● Given instruction: Identify, in the records below, every line where the string "Correlation" appears, and copy each such line.

● Records supplied:
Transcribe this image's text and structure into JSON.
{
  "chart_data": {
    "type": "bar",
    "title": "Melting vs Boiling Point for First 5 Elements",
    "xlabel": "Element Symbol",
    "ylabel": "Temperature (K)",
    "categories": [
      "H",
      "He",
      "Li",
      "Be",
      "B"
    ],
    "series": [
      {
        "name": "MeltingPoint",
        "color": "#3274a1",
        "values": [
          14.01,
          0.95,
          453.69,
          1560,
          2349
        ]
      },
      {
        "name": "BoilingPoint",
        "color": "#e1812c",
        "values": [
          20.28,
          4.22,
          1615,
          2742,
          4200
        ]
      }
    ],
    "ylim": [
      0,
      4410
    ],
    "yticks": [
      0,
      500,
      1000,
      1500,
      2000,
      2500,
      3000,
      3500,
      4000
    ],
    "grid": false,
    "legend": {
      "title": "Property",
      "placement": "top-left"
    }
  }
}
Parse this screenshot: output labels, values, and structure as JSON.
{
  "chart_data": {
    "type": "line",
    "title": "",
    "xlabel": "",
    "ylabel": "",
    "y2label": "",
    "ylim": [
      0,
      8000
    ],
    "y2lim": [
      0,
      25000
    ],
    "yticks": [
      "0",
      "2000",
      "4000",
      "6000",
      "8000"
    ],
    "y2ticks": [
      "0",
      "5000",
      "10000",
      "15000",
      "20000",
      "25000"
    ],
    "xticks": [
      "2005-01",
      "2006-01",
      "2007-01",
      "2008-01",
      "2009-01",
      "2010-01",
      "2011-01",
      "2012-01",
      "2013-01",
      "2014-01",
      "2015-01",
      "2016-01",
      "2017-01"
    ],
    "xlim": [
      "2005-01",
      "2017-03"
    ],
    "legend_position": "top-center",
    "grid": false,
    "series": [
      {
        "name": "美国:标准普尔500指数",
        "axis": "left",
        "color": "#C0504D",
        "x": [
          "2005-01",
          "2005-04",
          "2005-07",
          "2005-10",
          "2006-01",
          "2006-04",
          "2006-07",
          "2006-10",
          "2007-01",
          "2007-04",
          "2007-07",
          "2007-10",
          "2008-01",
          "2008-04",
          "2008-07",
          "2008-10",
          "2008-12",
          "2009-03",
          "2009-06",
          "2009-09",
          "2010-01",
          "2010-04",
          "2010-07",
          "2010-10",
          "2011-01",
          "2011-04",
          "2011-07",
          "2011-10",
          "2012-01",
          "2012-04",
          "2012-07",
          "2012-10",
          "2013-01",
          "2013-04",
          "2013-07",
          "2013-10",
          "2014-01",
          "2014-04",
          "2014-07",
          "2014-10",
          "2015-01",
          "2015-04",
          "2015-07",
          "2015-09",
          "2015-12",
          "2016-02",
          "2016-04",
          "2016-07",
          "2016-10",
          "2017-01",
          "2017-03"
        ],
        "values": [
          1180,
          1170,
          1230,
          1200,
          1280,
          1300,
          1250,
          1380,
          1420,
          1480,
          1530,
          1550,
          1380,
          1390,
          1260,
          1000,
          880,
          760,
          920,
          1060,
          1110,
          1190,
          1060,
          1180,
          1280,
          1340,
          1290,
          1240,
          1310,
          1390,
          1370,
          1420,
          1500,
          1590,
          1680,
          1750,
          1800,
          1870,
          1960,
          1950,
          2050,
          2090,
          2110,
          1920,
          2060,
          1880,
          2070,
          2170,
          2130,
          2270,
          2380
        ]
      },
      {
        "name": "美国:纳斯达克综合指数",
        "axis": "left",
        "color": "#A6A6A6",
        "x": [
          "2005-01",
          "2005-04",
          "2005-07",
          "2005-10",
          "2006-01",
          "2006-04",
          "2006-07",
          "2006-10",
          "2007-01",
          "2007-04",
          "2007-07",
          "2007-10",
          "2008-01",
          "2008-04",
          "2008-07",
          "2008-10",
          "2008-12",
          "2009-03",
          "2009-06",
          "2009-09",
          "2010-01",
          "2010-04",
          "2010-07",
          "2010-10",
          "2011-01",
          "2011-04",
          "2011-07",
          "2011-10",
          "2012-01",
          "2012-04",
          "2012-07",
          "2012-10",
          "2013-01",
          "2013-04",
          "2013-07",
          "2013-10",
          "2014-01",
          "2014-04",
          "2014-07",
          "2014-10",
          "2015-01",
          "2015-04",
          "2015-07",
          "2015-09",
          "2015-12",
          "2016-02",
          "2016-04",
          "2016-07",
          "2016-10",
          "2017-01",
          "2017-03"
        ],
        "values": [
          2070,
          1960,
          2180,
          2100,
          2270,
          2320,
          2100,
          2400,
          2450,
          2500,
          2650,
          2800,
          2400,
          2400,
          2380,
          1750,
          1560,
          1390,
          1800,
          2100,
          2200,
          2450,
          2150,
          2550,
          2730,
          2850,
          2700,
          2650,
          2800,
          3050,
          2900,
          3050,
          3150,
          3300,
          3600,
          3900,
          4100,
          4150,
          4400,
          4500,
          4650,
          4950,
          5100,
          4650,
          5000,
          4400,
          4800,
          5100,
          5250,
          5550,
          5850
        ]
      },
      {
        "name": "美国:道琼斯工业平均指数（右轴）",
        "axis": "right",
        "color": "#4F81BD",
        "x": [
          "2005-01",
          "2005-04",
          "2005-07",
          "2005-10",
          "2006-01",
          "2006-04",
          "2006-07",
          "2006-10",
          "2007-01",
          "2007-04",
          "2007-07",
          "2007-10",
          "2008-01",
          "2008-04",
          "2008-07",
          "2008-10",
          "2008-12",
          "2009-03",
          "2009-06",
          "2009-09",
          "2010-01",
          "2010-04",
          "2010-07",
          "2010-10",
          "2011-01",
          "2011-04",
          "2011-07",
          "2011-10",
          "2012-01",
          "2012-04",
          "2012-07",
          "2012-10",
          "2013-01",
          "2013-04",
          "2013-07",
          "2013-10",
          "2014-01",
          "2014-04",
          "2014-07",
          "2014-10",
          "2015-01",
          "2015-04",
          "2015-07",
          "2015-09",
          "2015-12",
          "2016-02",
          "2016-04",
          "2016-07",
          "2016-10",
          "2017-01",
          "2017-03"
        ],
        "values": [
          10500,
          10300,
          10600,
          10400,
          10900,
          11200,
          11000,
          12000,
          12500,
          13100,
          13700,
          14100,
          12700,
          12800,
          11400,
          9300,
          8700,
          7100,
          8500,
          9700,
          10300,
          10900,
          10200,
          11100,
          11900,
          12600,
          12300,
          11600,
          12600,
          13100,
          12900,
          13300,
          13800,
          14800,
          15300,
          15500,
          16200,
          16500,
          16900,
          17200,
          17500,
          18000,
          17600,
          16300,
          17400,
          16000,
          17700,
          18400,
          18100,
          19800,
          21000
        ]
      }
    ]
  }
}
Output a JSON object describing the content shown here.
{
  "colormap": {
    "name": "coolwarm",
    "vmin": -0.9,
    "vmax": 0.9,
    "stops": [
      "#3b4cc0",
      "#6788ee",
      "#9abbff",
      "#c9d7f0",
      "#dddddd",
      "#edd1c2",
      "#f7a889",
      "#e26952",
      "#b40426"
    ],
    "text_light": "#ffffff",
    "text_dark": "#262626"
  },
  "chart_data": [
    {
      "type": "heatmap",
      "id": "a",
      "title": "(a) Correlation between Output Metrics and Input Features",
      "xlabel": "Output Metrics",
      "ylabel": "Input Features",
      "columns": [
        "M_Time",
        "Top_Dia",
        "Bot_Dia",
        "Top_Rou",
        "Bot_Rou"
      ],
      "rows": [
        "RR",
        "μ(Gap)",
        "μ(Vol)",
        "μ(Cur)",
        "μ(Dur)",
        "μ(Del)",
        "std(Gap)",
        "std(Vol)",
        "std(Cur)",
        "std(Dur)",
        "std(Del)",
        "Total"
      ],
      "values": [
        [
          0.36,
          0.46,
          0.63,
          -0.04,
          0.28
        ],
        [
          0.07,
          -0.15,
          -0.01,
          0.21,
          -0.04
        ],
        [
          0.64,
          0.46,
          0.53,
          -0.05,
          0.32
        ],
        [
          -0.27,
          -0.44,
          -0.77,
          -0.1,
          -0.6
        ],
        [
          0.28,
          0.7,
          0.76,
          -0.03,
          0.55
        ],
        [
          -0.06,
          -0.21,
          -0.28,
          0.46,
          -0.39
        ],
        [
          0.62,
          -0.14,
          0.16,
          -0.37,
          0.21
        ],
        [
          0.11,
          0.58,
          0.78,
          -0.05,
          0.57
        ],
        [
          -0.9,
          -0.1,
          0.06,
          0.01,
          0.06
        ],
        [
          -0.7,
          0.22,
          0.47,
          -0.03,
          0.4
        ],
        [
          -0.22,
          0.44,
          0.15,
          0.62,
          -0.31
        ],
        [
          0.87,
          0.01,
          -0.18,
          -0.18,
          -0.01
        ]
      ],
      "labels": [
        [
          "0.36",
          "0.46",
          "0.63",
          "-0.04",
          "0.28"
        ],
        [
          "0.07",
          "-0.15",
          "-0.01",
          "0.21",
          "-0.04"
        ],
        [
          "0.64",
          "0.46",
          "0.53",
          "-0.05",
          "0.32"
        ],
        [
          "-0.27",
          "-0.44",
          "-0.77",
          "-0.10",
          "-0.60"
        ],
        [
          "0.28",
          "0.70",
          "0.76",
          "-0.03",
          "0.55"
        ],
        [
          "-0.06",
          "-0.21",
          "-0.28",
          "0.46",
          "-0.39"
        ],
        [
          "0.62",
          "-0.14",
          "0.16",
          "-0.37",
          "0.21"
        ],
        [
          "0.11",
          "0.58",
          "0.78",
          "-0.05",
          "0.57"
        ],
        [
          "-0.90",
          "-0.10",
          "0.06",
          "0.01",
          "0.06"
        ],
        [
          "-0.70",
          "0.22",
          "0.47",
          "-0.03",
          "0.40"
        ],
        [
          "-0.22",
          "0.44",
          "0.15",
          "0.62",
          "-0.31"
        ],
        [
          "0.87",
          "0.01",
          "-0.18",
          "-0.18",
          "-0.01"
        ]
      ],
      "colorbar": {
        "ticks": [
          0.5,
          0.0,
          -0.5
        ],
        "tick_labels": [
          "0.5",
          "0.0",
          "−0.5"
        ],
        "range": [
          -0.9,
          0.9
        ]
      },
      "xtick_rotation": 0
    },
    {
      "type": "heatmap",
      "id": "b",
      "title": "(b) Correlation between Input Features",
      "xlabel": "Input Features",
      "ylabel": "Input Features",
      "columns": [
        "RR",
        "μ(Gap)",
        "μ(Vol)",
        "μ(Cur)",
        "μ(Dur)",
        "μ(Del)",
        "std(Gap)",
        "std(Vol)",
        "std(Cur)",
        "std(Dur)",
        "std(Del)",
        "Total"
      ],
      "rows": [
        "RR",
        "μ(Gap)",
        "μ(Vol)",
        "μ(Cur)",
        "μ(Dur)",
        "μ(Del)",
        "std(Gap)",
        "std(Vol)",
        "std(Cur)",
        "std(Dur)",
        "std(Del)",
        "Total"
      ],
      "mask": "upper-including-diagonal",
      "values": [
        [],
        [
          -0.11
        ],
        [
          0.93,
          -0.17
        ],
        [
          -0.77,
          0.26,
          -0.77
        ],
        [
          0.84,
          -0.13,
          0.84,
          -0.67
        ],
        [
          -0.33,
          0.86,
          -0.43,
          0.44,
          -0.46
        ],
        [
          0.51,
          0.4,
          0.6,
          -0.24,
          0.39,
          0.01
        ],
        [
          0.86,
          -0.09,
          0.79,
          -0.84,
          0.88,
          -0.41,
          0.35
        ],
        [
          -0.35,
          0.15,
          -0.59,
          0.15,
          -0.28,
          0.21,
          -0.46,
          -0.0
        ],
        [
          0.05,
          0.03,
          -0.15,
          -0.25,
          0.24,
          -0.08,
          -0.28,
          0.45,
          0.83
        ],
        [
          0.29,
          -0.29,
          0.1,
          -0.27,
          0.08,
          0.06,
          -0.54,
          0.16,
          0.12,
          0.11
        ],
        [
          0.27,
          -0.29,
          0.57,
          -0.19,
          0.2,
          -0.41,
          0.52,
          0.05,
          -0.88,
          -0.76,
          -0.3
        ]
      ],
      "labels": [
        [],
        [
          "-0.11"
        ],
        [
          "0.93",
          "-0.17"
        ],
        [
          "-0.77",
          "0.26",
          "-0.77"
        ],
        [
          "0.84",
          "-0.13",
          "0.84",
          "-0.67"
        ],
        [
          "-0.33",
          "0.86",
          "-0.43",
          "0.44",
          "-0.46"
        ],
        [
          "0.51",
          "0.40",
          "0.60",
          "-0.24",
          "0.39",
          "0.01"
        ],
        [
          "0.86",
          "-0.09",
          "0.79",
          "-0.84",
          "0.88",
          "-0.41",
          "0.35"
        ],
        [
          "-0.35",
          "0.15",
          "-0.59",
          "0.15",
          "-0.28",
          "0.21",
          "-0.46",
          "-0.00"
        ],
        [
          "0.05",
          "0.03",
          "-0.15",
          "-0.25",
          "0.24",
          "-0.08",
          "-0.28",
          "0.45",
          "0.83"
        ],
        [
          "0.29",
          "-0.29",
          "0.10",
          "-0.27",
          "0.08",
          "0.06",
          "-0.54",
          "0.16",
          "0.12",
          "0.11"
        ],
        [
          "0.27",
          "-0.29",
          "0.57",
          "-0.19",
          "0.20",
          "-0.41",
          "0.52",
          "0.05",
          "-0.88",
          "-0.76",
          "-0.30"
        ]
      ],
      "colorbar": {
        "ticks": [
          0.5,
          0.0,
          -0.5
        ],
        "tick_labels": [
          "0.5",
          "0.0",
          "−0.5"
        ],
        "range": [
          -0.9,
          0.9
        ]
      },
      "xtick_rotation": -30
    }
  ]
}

● Full solution:
      "title": "(a) Correlation between Output Metrics and Input Features",
      "title": "(b) Correlation between Input Features",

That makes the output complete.